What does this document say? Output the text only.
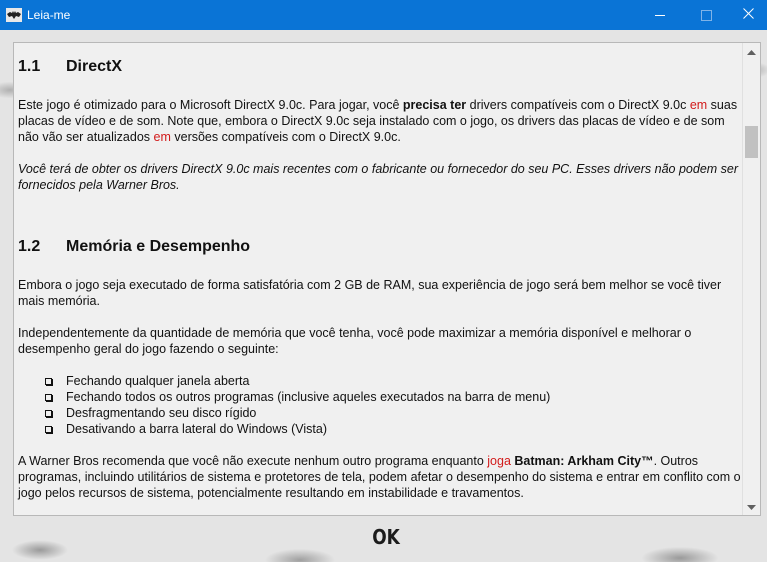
Leia-me
1.1	DirectX

Este jogo é otimizado para o Microsoft DirectX 9.0c. Para jogar, você precisa ter drivers compatíveis com o DirectX 9.0c em suas placas de vídeo e de som. Note que, embora o DirectX 9.0c seja instalado com o jogo, os drivers das placas de vídeo e de som não vão ser atualizados em versões compatíveis com o DirectX 9.0c.

Você terá de obter os drivers DirectX 9.0c mais recentes com o fabricante ou fornecedor do seu PC. Esses drivers não podem ser fornecidos pela Warner Bros.

1.2	Memória e Desempenho

Embora o jogo seja executado de forma satisfatória com 2 GB de RAM, sua experiência de jogo será bem melhor se você tiver mais memória.

Independentemente da quantidade de memória que você tenha, você pode maximizar a memória disponível e melhorar o desempenho geral do jogo fazendo o seguinte:

Fechando qualquer janela aberta
Fechando todos os outros programas (inclusive aqueles executados na barra de menu)
Desfragmentando seu disco rígido
Desativando a barra lateral do Windows (Vista)

A Warner Bros recomenda que você não execute nenhum outro programa enquanto joga Batman: Arkham City™. Outros programas, incluindo utilitários de sistema e protetores de tela, podem afetar o desempenho do sistema e entrar em conflito com o jogo pelos recursos de sistema, potencialmente resultando em instabilidade e travamentos.

OK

*GOAL*:
Spot every line that holds "podem" and copy it.

*FINISHED TASK*:
Você terá de obter os drivers DirectX 9.0c mais recentes com o fabricante ou fornecedor do seu PC. Esses drivers não podem ser fornecidos pela Warner Bros.
A Warner Bros recomenda que você não execute nenhum outro programa enquanto joga Batman: Arkham City™. Outros programas, incluindo utilitários de sistema e protetores de tela, podem afetar o desempenho do sistema e entrar em conflito com o jogo pelos recursos de sistema, potencialmente resultando em instabilidade e travamentos.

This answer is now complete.